Challenge: Copy out all lines of the records in which the word "менѣе" appears.

Input data:
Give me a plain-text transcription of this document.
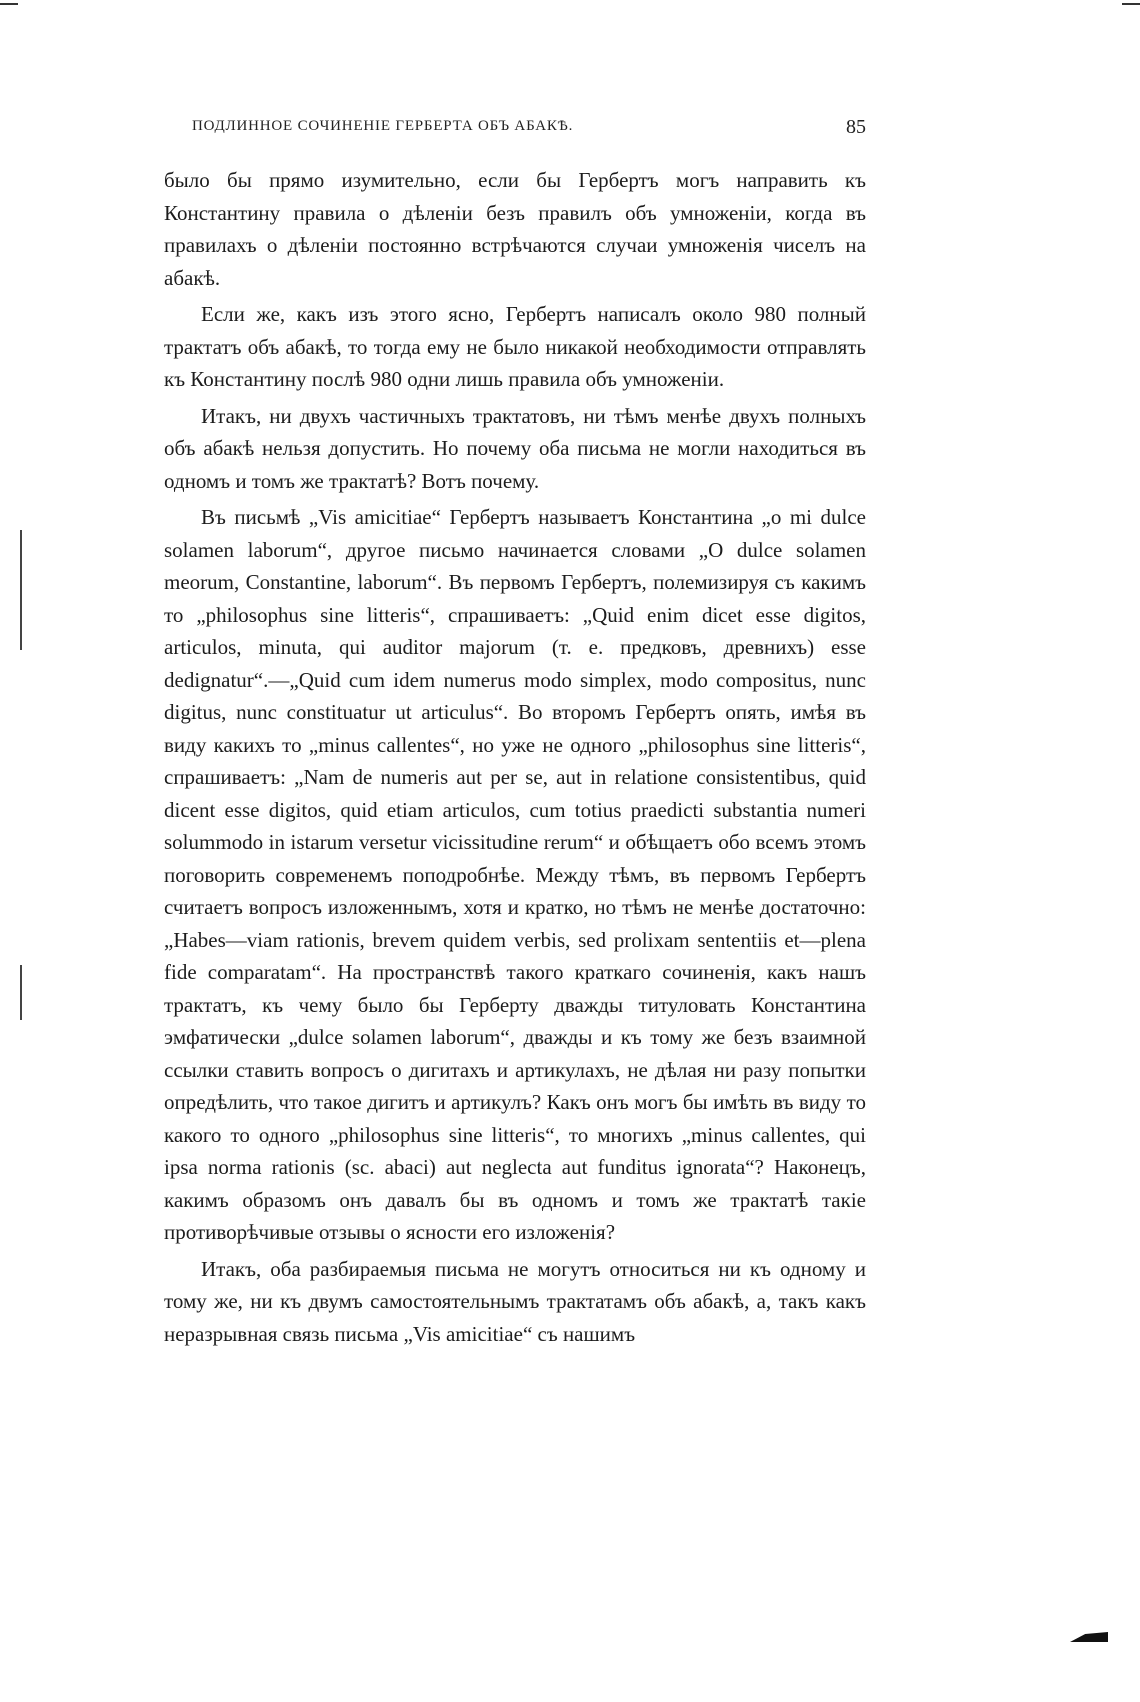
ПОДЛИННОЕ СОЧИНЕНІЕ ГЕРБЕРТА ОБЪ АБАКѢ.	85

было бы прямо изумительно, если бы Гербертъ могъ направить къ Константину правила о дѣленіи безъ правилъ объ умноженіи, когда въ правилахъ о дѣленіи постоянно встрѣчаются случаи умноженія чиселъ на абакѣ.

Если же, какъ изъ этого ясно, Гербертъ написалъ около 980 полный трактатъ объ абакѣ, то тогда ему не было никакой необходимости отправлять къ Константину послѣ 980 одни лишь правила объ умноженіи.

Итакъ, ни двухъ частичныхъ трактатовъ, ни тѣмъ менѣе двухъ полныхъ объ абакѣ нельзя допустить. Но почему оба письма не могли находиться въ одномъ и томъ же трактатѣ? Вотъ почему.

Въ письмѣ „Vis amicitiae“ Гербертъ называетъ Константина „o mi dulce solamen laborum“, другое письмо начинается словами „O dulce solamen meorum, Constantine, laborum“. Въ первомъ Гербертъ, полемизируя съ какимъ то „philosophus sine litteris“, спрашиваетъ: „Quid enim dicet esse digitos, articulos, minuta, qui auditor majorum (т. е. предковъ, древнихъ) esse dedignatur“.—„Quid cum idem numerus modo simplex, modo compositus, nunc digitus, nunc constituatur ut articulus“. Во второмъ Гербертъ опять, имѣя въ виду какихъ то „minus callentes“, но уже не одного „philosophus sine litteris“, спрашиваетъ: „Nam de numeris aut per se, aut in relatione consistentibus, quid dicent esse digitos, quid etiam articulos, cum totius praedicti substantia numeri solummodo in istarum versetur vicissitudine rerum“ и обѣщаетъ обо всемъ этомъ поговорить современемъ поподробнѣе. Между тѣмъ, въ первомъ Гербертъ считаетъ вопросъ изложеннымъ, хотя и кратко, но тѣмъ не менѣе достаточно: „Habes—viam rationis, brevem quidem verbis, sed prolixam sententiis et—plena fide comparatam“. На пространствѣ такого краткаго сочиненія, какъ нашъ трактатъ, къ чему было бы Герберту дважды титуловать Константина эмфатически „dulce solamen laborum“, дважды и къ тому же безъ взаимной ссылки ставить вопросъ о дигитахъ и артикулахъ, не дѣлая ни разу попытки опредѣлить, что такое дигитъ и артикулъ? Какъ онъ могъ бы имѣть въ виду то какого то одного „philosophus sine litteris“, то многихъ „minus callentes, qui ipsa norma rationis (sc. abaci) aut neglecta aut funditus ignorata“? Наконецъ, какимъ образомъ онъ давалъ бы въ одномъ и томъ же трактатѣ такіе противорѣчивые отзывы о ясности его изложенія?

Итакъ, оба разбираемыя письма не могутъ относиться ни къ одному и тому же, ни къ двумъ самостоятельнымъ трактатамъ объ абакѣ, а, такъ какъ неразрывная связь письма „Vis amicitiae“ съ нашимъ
==
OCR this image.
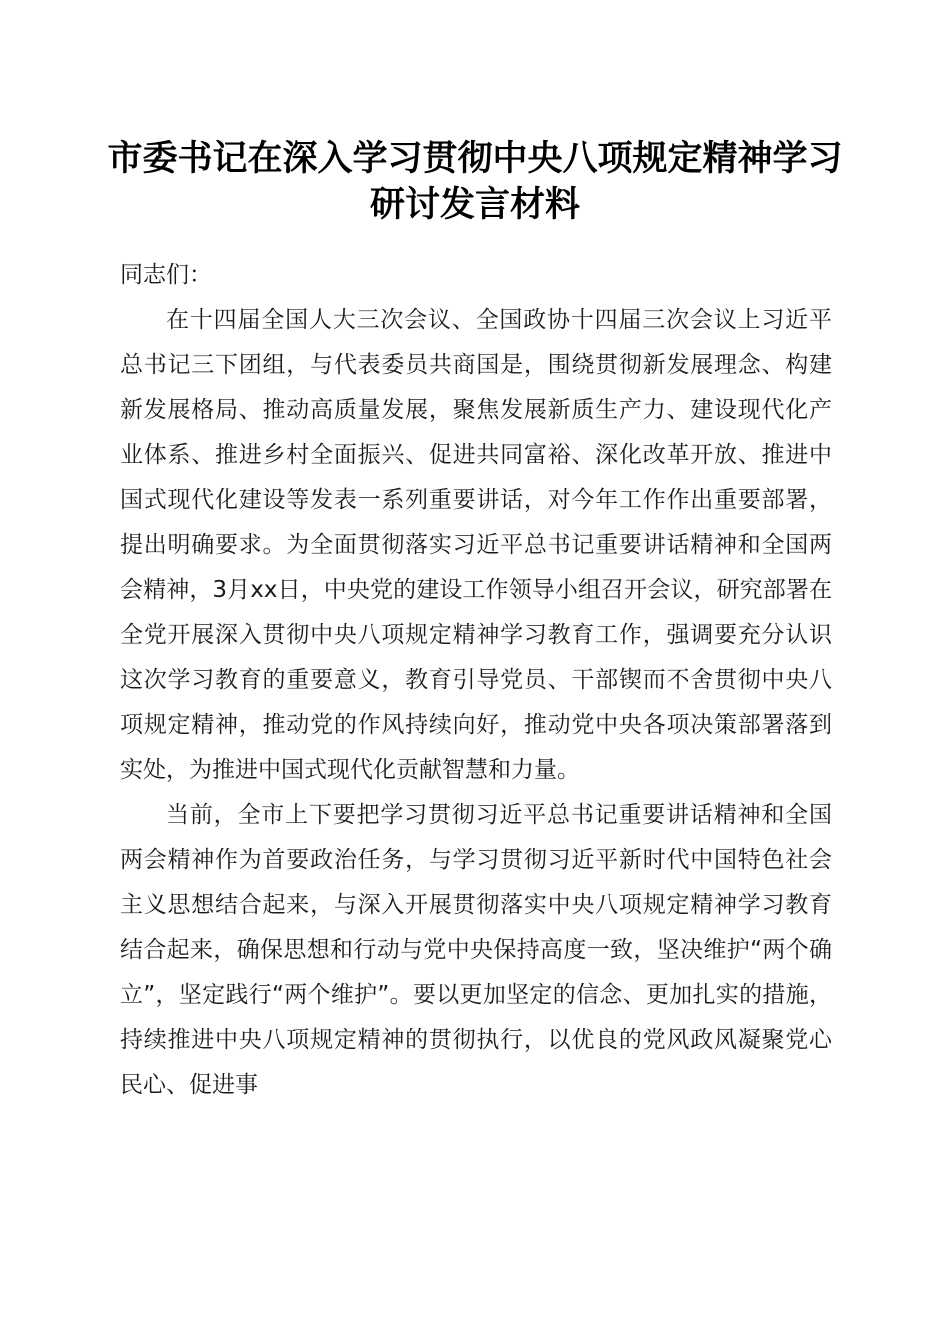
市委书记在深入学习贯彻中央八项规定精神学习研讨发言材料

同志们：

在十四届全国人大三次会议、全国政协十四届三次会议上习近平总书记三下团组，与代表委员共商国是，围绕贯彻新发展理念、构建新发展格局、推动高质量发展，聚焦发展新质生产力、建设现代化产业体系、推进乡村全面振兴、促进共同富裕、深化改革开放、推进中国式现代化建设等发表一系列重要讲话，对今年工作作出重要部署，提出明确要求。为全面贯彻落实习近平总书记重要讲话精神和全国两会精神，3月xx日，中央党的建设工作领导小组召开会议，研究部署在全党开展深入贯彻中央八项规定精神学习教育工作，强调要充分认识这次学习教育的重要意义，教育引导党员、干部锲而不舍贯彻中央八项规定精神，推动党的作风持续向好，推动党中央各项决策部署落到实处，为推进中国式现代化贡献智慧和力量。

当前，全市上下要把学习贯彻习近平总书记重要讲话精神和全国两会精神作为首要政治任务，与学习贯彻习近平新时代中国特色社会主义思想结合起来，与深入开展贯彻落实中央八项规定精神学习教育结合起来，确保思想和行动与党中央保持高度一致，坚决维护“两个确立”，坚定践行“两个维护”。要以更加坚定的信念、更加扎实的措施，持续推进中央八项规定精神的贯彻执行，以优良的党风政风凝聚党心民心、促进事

Answer to this exercise:
Итакъ, ни двухъ частичныхъ трактатовъ, ни тѣмъ менѣе двухъ полныхъ объ абакѣ нельзя допустить. Но почему оба письма не могли находиться въ одномъ и томъ же трактатѣ? Вотъ почему.
Въ письмѣ „Vis amicitiae“ Гербертъ называетъ Константина „o mi dulce solamen laborum“, другое письмо начинается словами „O dulce solamen meorum, Constantine, laborum“. Въ первомъ Гербертъ, полемизируя съ какимъ то „philosophus sine litteris“, спрашиваетъ: „Quid enim dicet esse digitos, articulos, minuta, qui auditor majorum (т. е. предковъ, древнихъ) esse dedignatur“.—„Quid cum idem numerus modo simplex, modo compositus, nunc digitus, nunc constituatur ut articulus“. Во второмъ Гербертъ опять, имѣя въ виду какихъ то „minus callentes“, но уже не одного „philosophus sine litteris“, спрашиваетъ: „Nam de numeris aut per se, aut in relatione consistentibus, quid dicent esse digitos, quid etiam articulos, cum totius praedicti substantia numeri solummodo in istarum versetur vicissitudine rerum“ и обѣщаетъ обо всемъ этомъ поговорить современемъ поподробнѣе. Между тѣмъ, въ первомъ Гербертъ считаетъ вопросъ изложеннымъ, хотя и кратко, но тѣмъ не менѣе достаточно: „Habes—viam rationis, brevem quidem verbis, sed prolixam sententiis et—plena fide comparatam“. На пространствѣ такого краткаго сочиненія, какъ нашъ трактатъ, къ чему было бы Герберту дважды титуловать Константина эмфатически „dulce solamen laborum“, дважды и къ тому же безъ взаимной ссылки ставить вопросъ о дигитахъ и артикулахъ, не дѣлая ни разу попытки опредѣлить, что такое дигитъ и артикулъ? Какъ онъ могъ бы имѣть въ виду то какого то одного „philosophus sine litteris“, то многихъ „minus callentes, qui ipsa norma rationis (sc. abaci) aut neglecta aut funditus ignorata“? Наконецъ, какимъ образомъ онъ давалъ бы въ одномъ и томъ же трактатѣ такіе противорѣчивые отзывы о ясности его изложенія?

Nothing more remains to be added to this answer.